## GIVEN INSTRUCTION A
In the housing passage below, which two organizations co-sponsored AB 726?

# START OF PASSAGE TO READ

Important guardrails remain. Jurisdictions must still meet most low-income housing goals through new construction, which remains necessary for augmenting insufficient statewide housing supply. Since preserved homes only count toward APRs—not toward identifying developable sites in Housing Elements or adequate zoning—these bills won't reduce obligations to plan new construction. For acq-rehab specifically, the 25% cap prevents jurisdictions from overemphasizing preservation to exclude new development.

With current market conditions—high interest rates and inflation—rendering new construction more difficult or financially infeasible; preservation offers an additional avenue to meet housing goals while preventing displacement.
AB 670 was sponsored by Enterprise, the Public Interest Law Project, the Association of Bay Area Governments, and the Metropolitan Transportation Commission, emerging from the Stable Homes Coalition co-led by Enterprise alongside Housing California and Public Advocates. AB 726 was co-sponsored by the California Housing Partnership and the California Housing Consortium.

What Else is Needed for Successful Acq-Rehab?

Acq-rehab has been underutilized as an affordable housing strategy, but its potential for achieving anti-displacement and social equity goals has made it a core Enterprise priority in California. To leverage AB 670 successfully, jurisdictions should allocate local acq-rehab funding. Like all affordable housing projects, acq-rehab rarely happens without public subsidy, yet no state or federal funding sources are currently set aside specifically for this strategy.

Pioneering jurisdictions—San Francisco, Oakland, and Los Angeles County—identified funding through voter-approved bonds, real estate transfer taxes, inclusionary housing in-lieu fees, and combined funding from multiple sources. Some have made federal Community Development Block Grant funds available for preservation. Jurisdictions can also provide indirect subsidies through welfare tax exemptions or permitting streamlining to accelerate rehabilitation work.

What Learning Resources Are Available?

Trailblazing jurisdictions and the affordable housing organizations working with them learned that even seasoned professionals encounter unique acq-rehab challenges. Market-rate properties housing low-income families are often older and poorly maintained. Rehabilitation scopes vary widely due to building size, age, and typology, as do subsidy needs. Some needs may not be fully understood before purchase, and each acquisition contains inherent risk. Standard new construction financing often doesn't fit acq-rehab needs, underscoring the need for specialized expertise among public sector staff. Additionally, properties are already occupied by residents with unknown incomes.

# END OF PASSAGE TO READ

## GIVEN INSTRUCTION B
Copy the rows below without any changes, starting at the row containing "y-tick-label: 50 <box>656 128 671 142</box>" and ending at the row containing "bar <box>269 313 275 390</box>", with both of those rows included.

# START OF DATASET EXTRACT

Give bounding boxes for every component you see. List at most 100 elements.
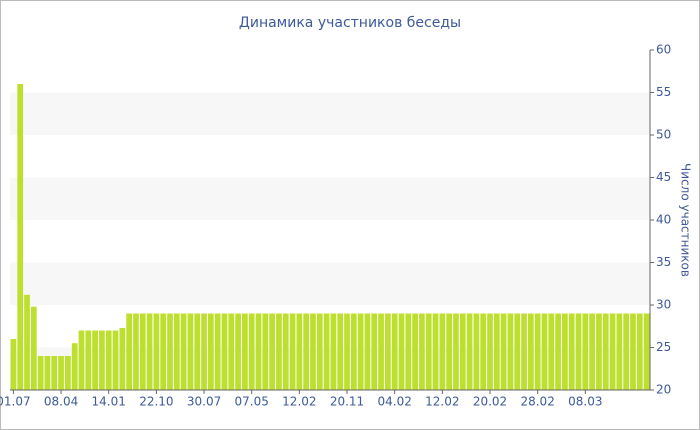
y-tick-label: 50 <box>656 128 671 142</box>
bar <box>562 313 568 390</box>
bar <box>446 313 453 390</box>
bar <box>248 313 255 390</box>
bar <box>92 330 98 390</box>
bar <box>412 313 418 390</box>
bar <box>207 313 214 390</box>
grid-band <box>10 92 650 135</box>
bar <box>432 313 439 390</box>
bar <box>623 313 630 390</box>
bar <box>44 356 51 390</box>
bar <box>119 327 126 390</box>
bar <box>473 313 480 390</box>
bar <box>78 330 85 390</box>
bar <box>527 313 534 390</box>
bar <box>58 356 64 390</box>
bar <box>65 356 71 390</box>
bar <box>10 339 17 390</box>
bar <box>146 313 153 390</box>
bar <box>201 313 207 390</box>
x-tick-label: 22.10 <box>139 395 173 409</box>
bar <box>589 313 595 390</box>
bar <box>507 313 514 390</box>
y-tick-label: 20 <box>656 383 671 397</box>
bar <box>276 313 282 390</box>
bar <box>71 343 78 390</box>
bar <box>378 313 384 390</box>
bar <box>480 313 487 390</box>
bar <box>17 84 24 390</box>
bar <box>139 313 146 390</box>
y-tick-label: 25 <box>656 340 671 354</box>
bar <box>405 313 412 390</box>
bar <box>221 313 228 390</box>
grid-band <box>10 262 650 305</box>
bar <box>643 313 650 390</box>
bar <box>37 356 44 390</box>
bar <box>425 313 432 390</box>
x-tick-label: 08.04 <box>44 395 78 409</box>
bar <box>30 306 37 390</box>
grid-band <box>10 177 650 220</box>
bar <box>487 313 493 390</box>
bar <box>337 313 344 390</box>
bar <box>187 313 194 390</box>
bar <box>85 330 92 390</box>
bar <box>282 313 289 390</box>
bar <box>24 294 30 390</box>
bar <box>242 313 248 390</box>
y-tick-label: 60 <box>656 43 671 57</box>
x-tick-label: 04.02 <box>378 395 412 409</box>
bar <box>153 313 160 390</box>
bar <box>385 313 391 390</box>
y-tick-label: 55 <box>656 85 671 99</box>
bar <box>541 313 548 390</box>
bar <box>303 313 310 390</box>
bar <box>575 313 582 390</box>
bar <box>616 313 623 390</box>
x-tick-label: 14.01 <box>92 395 126 409</box>
bar <box>636 313 643 390</box>
bar <box>133 313 139 390</box>
bar <box>289 313 296 390</box>
bar <box>269 313 275 390</box>
bar <box>194 313 201 390</box>
bar <box>310 313 316 390</box>
x-tick-label: 12.02 <box>425 395 459 409</box>
x-tick-label: 12.02 <box>282 395 316 409</box>
bar <box>180 313 187 390</box>
bar <box>466 313 473 390</box>
x-tick-label: 20.02 <box>473 395 507 409</box>
x-tick-label: 28.02 <box>520 395 554 409</box>
bar <box>214 313 221 390</box>
bar <box>371 313 378 390</box>
x-tick-label: 20.11 <box>330 395 364 409</box>
y-tick-label: 45 <box>656 170 671 184</box>
bar <box>596 313 602 390</box>
x-tick-label: 08.03 <box>568 395 602 409</box>
bar <box>548 313 555 390</box>
chart-title: Динамика участников беседы <box>239 15 461 31</box>
bar <box>391 313 398 390</box>
bar <box>630 313 636 390</box>
bar <box>344 313 350 390</box>
bar <box>235 313 241 390</box>
bar <box>357 313 364 390</box>
bar <box>555 313 561 390</box>
bar <box>398 313 405 390</box>
bar <box>330 313 337 390</box>
bar <box>459 313 466 390</box>
bar <box>228 313 235 390</box>
bar <box>296 313 303 390</box>
bar <box>105 330 112 390</box>
bar <box>568 313 575 390</box>
bar <box>160 313 167 390</box>
y-tick-label: 40 <box>656 213 671 227</box>
bar <box>500 313 507 390</box>
bar <box>521 313 527 390</box>
bar <box>453 313 459 390</box>
bar <box>582 313 589 390</box>
bar <box>609 313 616 390</box>
bar <box>99 330 105 390</box>
bar <box>126 313 133 390</box>
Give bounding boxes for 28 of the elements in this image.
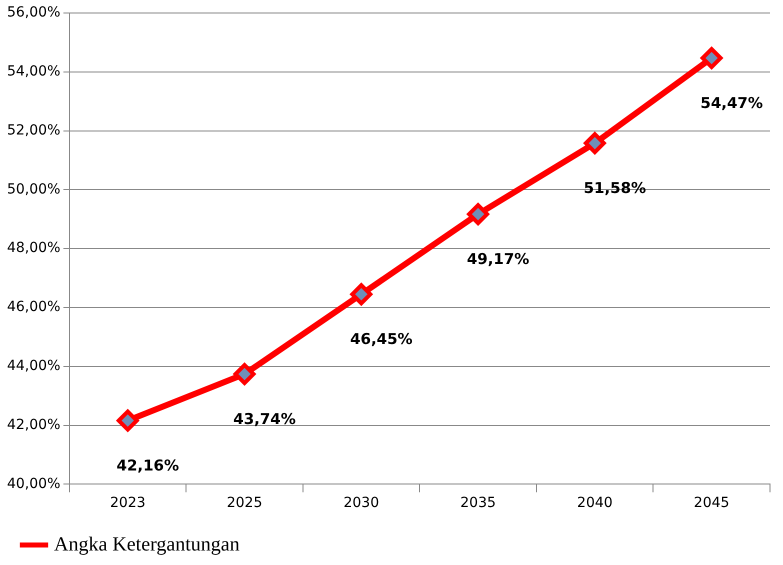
data-label: 54,47%	[700, 94, 763, 112]
point	[234, 363, 256, 386]
y-tick-label: 42,00%	[6, 416, 60, 433]
data-label: 43,74%	[233, 410, 296, 428]
y-tick-label: 54,00%	[6, 64, 60, 80]
y-tick-label: 44,00%	[6, 358, 60, 374]
x-tick-label: 2030	[343, 495, 380, 512]
x-tick-label: 2023	[110, 495, 146, 512]
x-tick-label: 2045	[694, 495, 730, 512]
data-label: 51,58%	[584, 179, 646, 198]
point	[350, 283, 372, 306]
data-label: 42,16%	[116, 456, 180, 474]
point	[584, 132, 606, 154]
y-tick-label: 46,00%	[6, 299, 60, 316]
point	[467, 203, 490, 226]
x-tick-label: 2040	[577, 495, 613, 512]
x-tick-label: 2025	[226, 495, 262, 512]
data-label: 49,17%	[466, 250, 530, 268]
point	[116, 410, 139, 432]
y-tick-label: 52,00%	[6, 122, 60, 138]
point	[700, 47, 723, 70]
data-label: 46,45%	[350, 330, 413, 348]
y-tick-label: 50,00%	[6, 181, 60, 198]
y-tick-label: 56,00%	[6, 4, 60, 21]
x-tick-label: 2035	[460, 495, 496, 512]
y-tick-label: 40,00%	[6, 476, 60, 492]
legend-label: Angka Ketergantungan	[54, 533, 240, 556]
y-tick-label: 48,00%	[6, 240, 60, 256]
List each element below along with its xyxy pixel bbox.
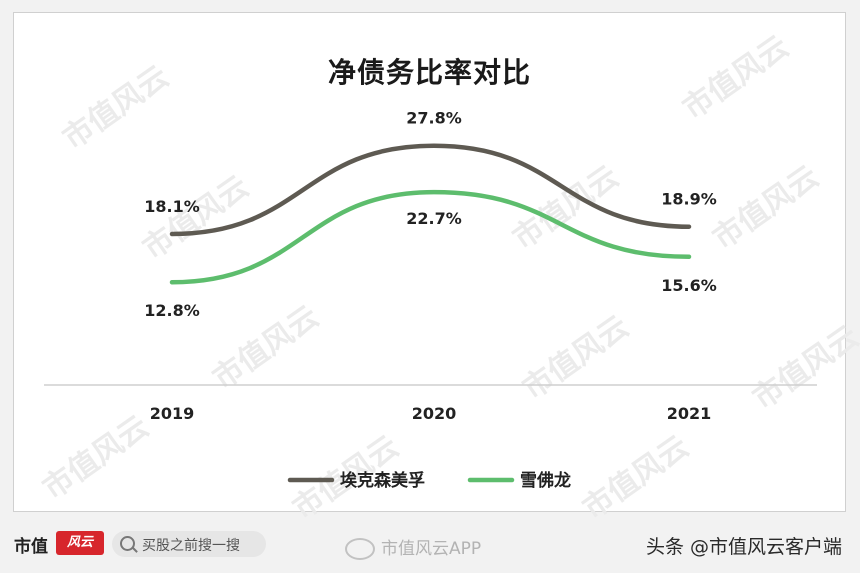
- data-label: 22.7%: [406, 209, 462, 228]
- legend-label: 埃克森美孚: [340, 470, 425, 491]
- weibo-watermark: 市值风云APP: [345, 534, 481, 560]
- data-label: 18.1%: [144, 197, 200, 216]
- legend-label: 雪佛龙: [520, 470, 571, 491]
- chart-card: 市值风云 市值风云 市值风云 市值风云 市值风云 市值风云 市值风云 市值风云 …: [13, 12, 860, 527]
- search-icon: [120, 536, 135, 551]
- footer-bar: 市值 风云 买股之前搜一搜 市值风云APP 头条 @市值风云客户端: [0, 522, 860, 573]
- brand-logo: 风云: [56, 531, 104, 555]
- line-chart: 18.1% 27.8% 18.9% 12.8% 22.7% 15.6% 2019…: [44, 109, 817, 491]
- series-line-chevron: [169, 189, 692, 285]
- data-label: 27.8%: [406, 109, 462, 128]
- x-tick-label: 2019: [150, 404, 195, 423]
- data-label: 12.8%: [144, 301, 200, 320]
- legend: 埃克森美孚 雪佛龙: [287, 470, 571, 491]
- data-label: 18.9%: [661, 190, 717, 209]
- series-line-exxonmobil: [169, 143, 692, 237]
- weibo-icon: [345, 538, 375, 560]
- data-label: 15.6%: [661, 276, 717, 295]
- search-placeholder: 买股之前搜一搜: [142, 538, 240, 554]
- brand-name: 市值: [14, 537, 48, 557]
- search-box[interactable]: 买股之前搜一搜: [112, 531, 266, 557]
- chart-title: 净债务比率对比: [327, 56, 531, 89]
- x-tick-label: 2021: [667, 404, 712, 423]
- weibo-text: 市值风云APP: [381, 539, 482, 559]
- x-tick-label: 2020: [412, 404, 457, 423]
- source-credit: 头条 @市值风云客户端: [645, 536, 842, 558]
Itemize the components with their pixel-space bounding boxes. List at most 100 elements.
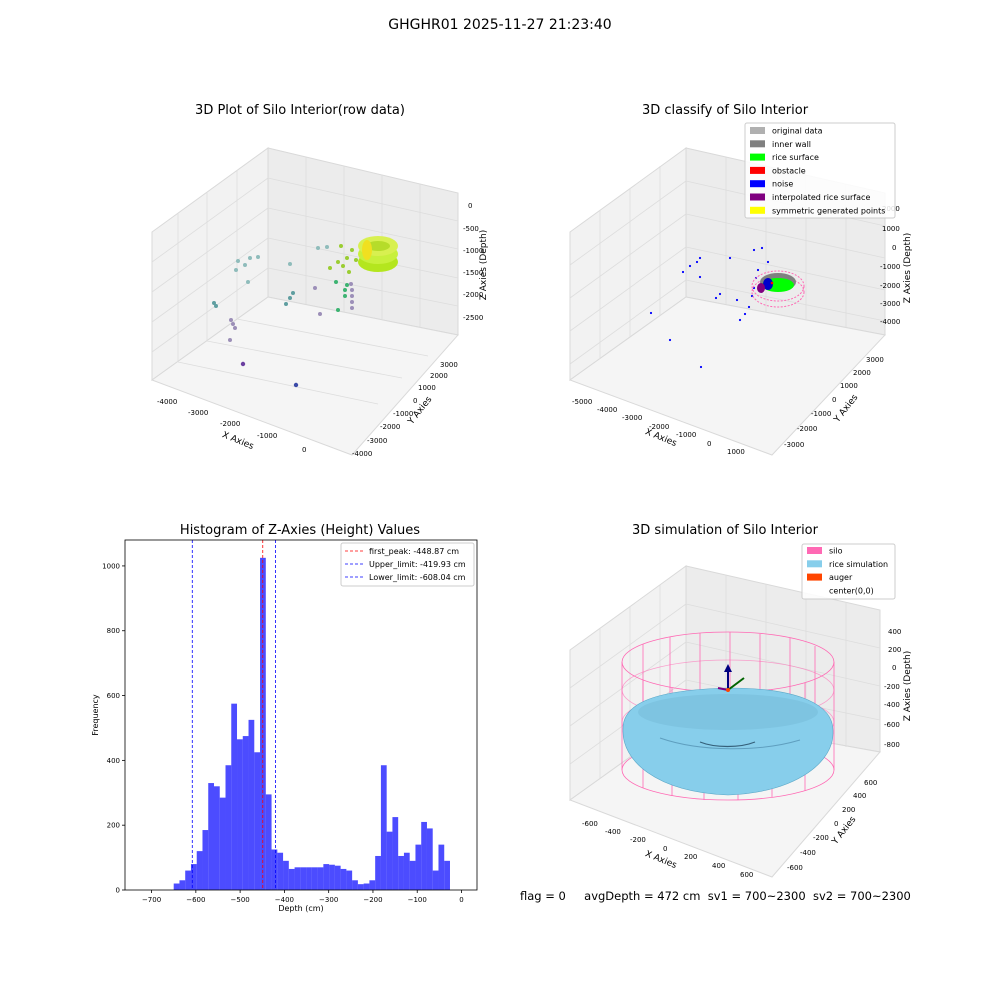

# END OF DATASET EXTRACT

## FULL RESPONSE A
The California Housing Partnership and the California Housing Consortium.

## FULL RESPONSE B
y-tick-label: 50 <box>656 128 671 142</box>
bar <box>562 313 568 390</box>
bar <box>446 313 453 390</box>
bar <box>248 313 255 390</box>
bar <box>92 330 98 390</box>
bar <box>412 313 418 390</box>
bar <box>207 313 214 390</box>
grid-band <box>10 92 650 135</box>
bar <box>432 313 439 390</box>
bar <box>623 313 630 390</box>
bar <box>44 356 51 390</box>
bar <box>119 327 126 390</box>
bar <box>473 313 480 390</box>
bar <box>78 330 85 390</box>
bar <box>527 313 534 390</box>
bar <box>58 356 64 390</box>
bar <box>65 356 71 390</box>
bar <box>10 339 17 390</box>
bar <box>146 313 153 390</box>
bar <box>201 313 207 390</box>
x-tick-label: 22.10 <box>139 395 173 409</box>
bar <box>589 313 595 390</box>
bar <box>507 313 514 390</box>
y-tick-label: 20 <box>656 383 671 397</box>
bar <box>276 313 282 390</box>
bar <box>71 343 78 390</box>
bar <box>378 313 384 390</box>
bar <box>480 313 487 390</box>
bar <box>17 84 24 390</box>
bar <box>139 313 146 390</box>
y-tick-label: 25 <box>656 340 671 354</box>
bar <box>405 313 412 390</box>
bar <box>221 313 228 390</box>
grid-band <box>10 262 650 305</box>
bar <box>643 313 650 390</box>
bar <box>37 356 44 390</box>
bar <box>425 313 432 390</box>
x-tick-label: 08.04 <box>44 395 78 409</box>
bar <box>30 306 37 390</box>
grid-band <box>10 177 650 220</box>
bar <box>487 313 493 390</box>
bar <box>337 313 344 390</box>
bar <box>187 313 194 390</box>
bar <box>85 330 92 390</box>
bar <box>282 313 289 390</box>
bar <box>24 294 30 390</box>
bar <box>242 313 248 390</box>
y-tick-label: 60 <box>656 43 671 57</box>
x-tick-label: 04.02 <box>378 395 412 409</box>
bar <box>153 313 160 390</box>
bar <box>385 313 391 390</box>
y-tick-label: 55 <box>656 85 671 99</box>
bar <box>541 313 548 390</box>
bar <box>303 313 310 390</box>
bar <box>575 313 582 390</box>
bar <box>616 313 623 390</box>
x-tick-label: 14.01 <box>92 395 126 409</box>
bar <box>636 313 643 390</box>
bar <box>133 313 139 390</box>
bar <box>289 313 296 390</box>
bar <box>269 313 275 390</box>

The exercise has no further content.